>> Begin Records shown
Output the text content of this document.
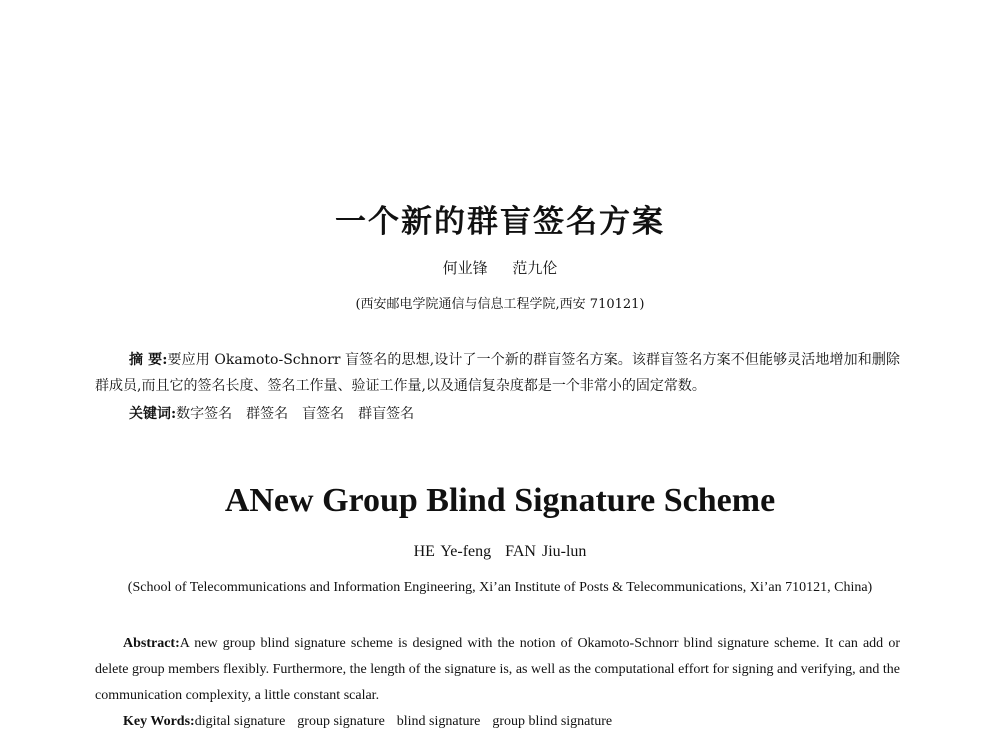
一个新的群盲签名方案
何业锋 范九伦
(西安邮电学院通信与信息工程学院,西安 710121)
摘 要:要应用 Okamoto-Schnorr 盲签名的思想,设计了一个新的群盲签名方案。该群盲签名方案不但能够灵活地增加和删除群成员,而且它的签名长度、签名工作量、验证工作量,以及通信复杂度都是一个非常小的固定常数。
关键词:数字签名 群签名 盲签名 群盲签名
ANew Group Blind Signature Scheme
HE Ye-feng FAN Jiu-lun
(School of Telecommunications and Information Engineering, Xi’an Institute of Posts & Telecommunications, Xi’an 710121, China)
Abstract:A new group blind signature scheme is designed with the notion of Okamoto-Schnorr blind signature scheme. It can add or delete group members flexibly. Furthermore, the length of the signature is, as well as the computational effort for signing and verifying, and the communication complexity, a little constant scalar.
Key Words:digital signature group signature blind signature group blind signature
>> End Records shown
> [Instructions for the task] Reproduce the whole listing above word for word, but not its pictures.

> [Solution to this task]
Output the text content of this document.
一个新的群盲签名方案
何业锋 范九伦
(西安邮电学院通信与信息工程学院,西安 710121)
摘 要:要应用 Okamoto-Schnorr 盲签名的思想,设计了一个新的群盲签名方案。该群盲签名方案不但能够灵活地增加和删除群成员,而且它的签名长度、签名工作量、验证工作量,以及通信复杂度都是一个非常小的固定常数。
关键词:数字签名 群签名 盲签名 群盲签名
ANew Group Blind Signature Scheme
HE Ye-feng FAN Jiu-lun
(School of Telecommunications and Information Engineering, Xi’an Institute of Posts & Telecommunications, Xi’an 710121, China)
Abstract:A new group blind signature scheme is designed with the notion of Okamoto-Schnorr blind signature scheme. It can add or delete group members flexibly. Furthermore, the length of the signature is, as well as the computational effort for signing and verifying, and the communication complexity, a little constant scalar.
Key Words:digital signature group signature blind signature group blind signature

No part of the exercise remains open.